▶ Listed entries

------

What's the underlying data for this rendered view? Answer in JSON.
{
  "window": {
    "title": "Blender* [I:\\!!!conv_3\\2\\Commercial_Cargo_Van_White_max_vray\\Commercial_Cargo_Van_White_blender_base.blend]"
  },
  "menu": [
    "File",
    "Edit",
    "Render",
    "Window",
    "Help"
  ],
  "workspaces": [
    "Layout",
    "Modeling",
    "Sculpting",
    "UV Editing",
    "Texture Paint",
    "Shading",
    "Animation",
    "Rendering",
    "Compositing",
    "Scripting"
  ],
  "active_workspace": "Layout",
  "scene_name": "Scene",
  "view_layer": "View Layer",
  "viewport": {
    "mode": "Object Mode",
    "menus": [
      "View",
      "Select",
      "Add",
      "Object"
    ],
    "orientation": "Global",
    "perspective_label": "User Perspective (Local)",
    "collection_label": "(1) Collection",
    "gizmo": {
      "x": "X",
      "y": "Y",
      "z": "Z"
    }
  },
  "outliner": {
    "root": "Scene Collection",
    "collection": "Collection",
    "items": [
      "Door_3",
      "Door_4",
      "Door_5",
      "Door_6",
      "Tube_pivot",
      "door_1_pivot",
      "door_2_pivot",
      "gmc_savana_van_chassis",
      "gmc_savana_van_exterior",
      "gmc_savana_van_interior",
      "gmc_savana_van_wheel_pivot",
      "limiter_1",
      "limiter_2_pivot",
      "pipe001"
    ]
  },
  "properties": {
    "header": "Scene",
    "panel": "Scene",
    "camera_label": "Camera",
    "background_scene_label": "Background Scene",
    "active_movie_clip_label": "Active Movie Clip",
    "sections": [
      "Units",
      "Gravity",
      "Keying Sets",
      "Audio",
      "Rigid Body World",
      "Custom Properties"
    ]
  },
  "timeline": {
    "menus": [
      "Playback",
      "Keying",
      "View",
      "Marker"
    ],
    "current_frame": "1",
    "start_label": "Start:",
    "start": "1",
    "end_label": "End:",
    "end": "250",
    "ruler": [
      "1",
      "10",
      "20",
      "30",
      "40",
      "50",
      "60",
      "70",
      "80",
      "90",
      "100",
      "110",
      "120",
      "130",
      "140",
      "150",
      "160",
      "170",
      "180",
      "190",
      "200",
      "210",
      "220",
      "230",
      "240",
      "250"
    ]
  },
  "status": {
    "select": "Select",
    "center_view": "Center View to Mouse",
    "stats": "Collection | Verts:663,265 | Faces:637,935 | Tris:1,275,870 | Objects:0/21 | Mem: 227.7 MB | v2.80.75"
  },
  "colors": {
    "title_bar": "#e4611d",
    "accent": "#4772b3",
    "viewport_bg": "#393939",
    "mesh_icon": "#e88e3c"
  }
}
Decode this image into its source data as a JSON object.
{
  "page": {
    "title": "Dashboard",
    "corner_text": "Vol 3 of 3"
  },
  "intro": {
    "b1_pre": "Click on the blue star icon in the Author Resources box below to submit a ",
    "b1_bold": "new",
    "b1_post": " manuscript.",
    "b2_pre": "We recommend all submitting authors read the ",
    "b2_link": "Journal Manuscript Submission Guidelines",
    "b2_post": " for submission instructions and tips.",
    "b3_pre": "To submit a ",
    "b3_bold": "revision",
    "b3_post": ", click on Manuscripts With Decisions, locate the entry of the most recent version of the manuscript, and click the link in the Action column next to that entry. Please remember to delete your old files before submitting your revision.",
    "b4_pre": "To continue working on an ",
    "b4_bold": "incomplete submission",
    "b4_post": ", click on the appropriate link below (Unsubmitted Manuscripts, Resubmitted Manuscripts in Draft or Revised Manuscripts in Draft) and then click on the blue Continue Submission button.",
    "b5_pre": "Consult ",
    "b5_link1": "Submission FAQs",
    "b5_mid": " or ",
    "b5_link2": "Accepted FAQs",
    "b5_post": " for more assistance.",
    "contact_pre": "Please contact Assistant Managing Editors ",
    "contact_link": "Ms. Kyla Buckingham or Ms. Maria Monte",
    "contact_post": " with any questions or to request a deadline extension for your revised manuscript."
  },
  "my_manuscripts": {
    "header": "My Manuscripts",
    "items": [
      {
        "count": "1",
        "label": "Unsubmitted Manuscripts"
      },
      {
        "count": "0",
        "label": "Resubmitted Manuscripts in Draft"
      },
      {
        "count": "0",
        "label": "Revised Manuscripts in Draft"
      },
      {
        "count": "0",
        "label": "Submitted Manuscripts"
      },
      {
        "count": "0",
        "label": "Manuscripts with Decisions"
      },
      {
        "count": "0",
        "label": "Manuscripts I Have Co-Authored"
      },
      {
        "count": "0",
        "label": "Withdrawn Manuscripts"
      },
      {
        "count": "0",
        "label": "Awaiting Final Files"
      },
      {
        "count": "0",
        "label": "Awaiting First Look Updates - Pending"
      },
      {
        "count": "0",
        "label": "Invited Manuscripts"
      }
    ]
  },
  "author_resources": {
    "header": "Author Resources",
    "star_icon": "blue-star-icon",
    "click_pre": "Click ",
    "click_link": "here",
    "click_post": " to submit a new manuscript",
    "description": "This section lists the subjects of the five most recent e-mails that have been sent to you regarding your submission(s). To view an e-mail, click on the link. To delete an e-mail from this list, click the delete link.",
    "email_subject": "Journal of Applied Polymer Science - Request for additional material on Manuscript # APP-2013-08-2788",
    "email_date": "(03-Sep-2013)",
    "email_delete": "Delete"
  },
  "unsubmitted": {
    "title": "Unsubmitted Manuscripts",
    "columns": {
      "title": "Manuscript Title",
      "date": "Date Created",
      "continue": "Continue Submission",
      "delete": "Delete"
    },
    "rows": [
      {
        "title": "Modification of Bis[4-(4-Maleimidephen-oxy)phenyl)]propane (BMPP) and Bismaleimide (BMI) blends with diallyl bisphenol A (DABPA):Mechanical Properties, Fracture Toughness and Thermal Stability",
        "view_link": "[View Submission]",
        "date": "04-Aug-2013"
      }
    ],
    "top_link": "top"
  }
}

------

▶ Work to be completed
Quote all the records. Keep every word exact.

▶ Completed task
What's the underlying data for this rendered view? Answer in JSON.
{
  "window": {
    "title": "Blender* [I:\\!!!conv_3\\2\\Commercial_Cargo_Van_White_max_vray\\Commercial_Cargo_Van_White_blender_base.blend]"
  },
  "menu": [
    "File",
    "Edit",
    "Render",
    "Window",
    "Help"
  ],
  "workspaces": [
    "Layout",
    "Modeling",
    "Sculpting",
    "UV Editing",
    "Texture Paint",
    "Shading",
    "Animation",
    "Rendering",
    "Compositing",
    "Scripting"
  ],
  "active_workspace": "Layout",
  "scene_name": "Scene",
  "view_layer": "View Layer",
  "viewport": {
    "mode": "Object Mode",
    "menus": [
      "View",
      "Select",
      "Add",
      "Object"
    ],
    "orientation": "Global",
    "perspective_label": "User Perspective (Local)",
    "collection_label": "(1) Collection",
    "gizmo": {
      "x": "X",
      "y": "Y",
      "z": "Z"
    }
  },
  "outliner": {
    "root": "Scene Collection",
    "collection": "Collection",
    "items": [
      "Door_3",
      "Door_4",
      "Door_5",
      "Door_6",
      "Tube_pivot",
      "door_1_pivot",
      "door_2_pivot",
      "gmc_savana_van_chassis",
      "gmc_savana_van_exterior",
      "gmc_savana_van_interior",
      "gmc_savana_van_wheel_pivot",
      "limiter_1",
      "limiter_2_pivot",
      "pipe001"
    ]
  },
  "properties": {
    "header": "Scene",
    "panel": "Scene",
    "camera_label": "Camera",
    "background_scene_label": "Background Scene",
    "active_movie_clip_label": "Active Movie Clip",
    "sections": [
      "Units",
      "Gravity",
      "Keying Sets",
      "Audio",
      "Rigid Body World",
      "Custom Properties"
    ]
  },
  "timeline": {
    "menus": [
      "Playback",
      "Keying",
      "View",
      "Marker"
    ],
    "current_frame": "1",
    "start_label": "Start:",
    "start": "1",
    "end_label": "End:",
    "end": "250",
    "ruler": [
      "1",
      "10",
      "20",
      "30",
      "40",
      "50",
      "60",
      "70",
      "80",
      "90",
      "100",
      "110",
      "120",
      "130",
      "140",
      "150",
      "160",
      "170",
      "180",
      "190",
      "200",
      "210",
      "220",
      "230",
      "240",
      "250"
    ]
  },
  "status": {
    "select": "Select",
    "center_view": "Center View to Mouse",
    "stats": "Collection | Verts:663,265 | Faces:637,935 | Tris:1,275,870 | Objects:0/21 | Mem: 227.7 MB | v2.80.75"
  },
  "colors": {
    "title_bar": "#e4611d",
    "accent": "#4772b3",
    "viewport_bg": "#393939",
    "mesh_icon": "#e88e3c"
  }
}
Decode this image into its source data as a JSON object.
{
  "page": {
    "title": "Dashboard",
    "corner_text": "Vol 3 of 3"
  },
  "intro": {
    "b1_pre": "Click on the blue star icon in the Author Resources box below to submit a ",
    "b1_bold": "new",
    "b1_post": " manuscript.",
    "b2_pre": "We recommend all submitting authors read the ",
    "b2_link": "Journal Manuscript Submission Guidelines",
    "b2_post": " for submission instructions and tips.",
    "b3_pre": "To submit a ",
    "b3_bold": "revision",
    "b3_post": ", click on Manuscripts With Decisions, locate the entry of the most recent version of the manuscript, and click the link in the Action column next to that entry. Please remember to delete your old files before submitting your revision.",
    "b4_pre": "To continue working on an ",
    "b4_bold": "incomplete submission",
    "b4_post": ", click on the appropriate link below (Unsubmitted Manuscripts, Resubmitted Manuscripts in Draft or Revised Manuscripts in Draft) and then click on the blue Continue Submission button.",
    "b5_pre": "Consult ",
    "b5_link1": "Submission FAQs",
    "b5_mid": " or ",
    "b5_link2": "Accepted FAQs",
    "b5_post": " for more assistance.",
    "contact_pre": "Please contact Assistant Managing Editors ",
    "contact_link": "Ms. Kyla Buckingham or Ms. Maria Monte",
    "contact_post": " with any questions or to request a deadline extension for your revised manuscript."
  },
  "my_manuscripts": {
    "header": "My Manuscripts",
    "items": [
      {
        "count": "1",
        "label": "Unsubmitted Manuscripts"
      },
      {
        "count": "0",
        "label": "Resubmitted Manuscripts in Draft"
      },
      {
        "count": "0",
        "label": "Revised Manuscripts in Draft"
      },
      {
        "count": "0",
        "label": "Submitted Manuscripts"
      },
      {
        "count": "0",
        "label": "Manuscripts with Decisions"
      },
      {
        "count": "0",
        "label": "Manuscripts I Have Co-Authored"
      },
      {
        "count": "0",
        "label": "Withdrawn Manuscripts"
      },
      {
        "count": "0",
        "label": "Awaiting Final Files"
      },
      {
        "count": "0",
        "label": "Awaiting First Look Updates - Pending"
      },
      {
        "count": "0",
        "label": "Invited Manuscripts"
      }
    ]
  },
  "author_resources": {
    "header": "Author Resources",
    "star_icon": "blue-star-icon",
    "click_pre": "Click ",
    "click_link": "here",
    "click_post": " to submit a new manuscript",
    "description": "This section lists the subjects of the five most recent e-mails that have been sent to you regarding your submission(s). To view an e-mail, click on the link. To delete an e-mail from this list, click the delete link.",
    "email_subject": "Journal of Applied Polymer Science - Request for additional material on Manuscript # APP-2013-08-2788",
    "email_date": "(03-Sep-2013)",
    "email_delete": "Delete"
  },
  "unsubmitted": {
    "title": "Unsubmitted Manuscripts",
    "columns": {
      "title": "Manuscript Title",
      "date": "Date Created",
      "continue": "Continue Submission",
      "delete": "Delete"
    },
    "rows": [
      {
        "title": "Modification of Bis[4-(4-Maleimidephen-oxy)phenyl)]propane (BMPP) and Bismaleimide (BMI) blends with diallyl bisphenol A (DABPA):Mechanical Properties, Fracture Toughness and Thermal Stability",
        "view_link": "[View Submission]",
        "date": "04-Aug-2013"
      }
    ],
    "top_link": "top"
  }
}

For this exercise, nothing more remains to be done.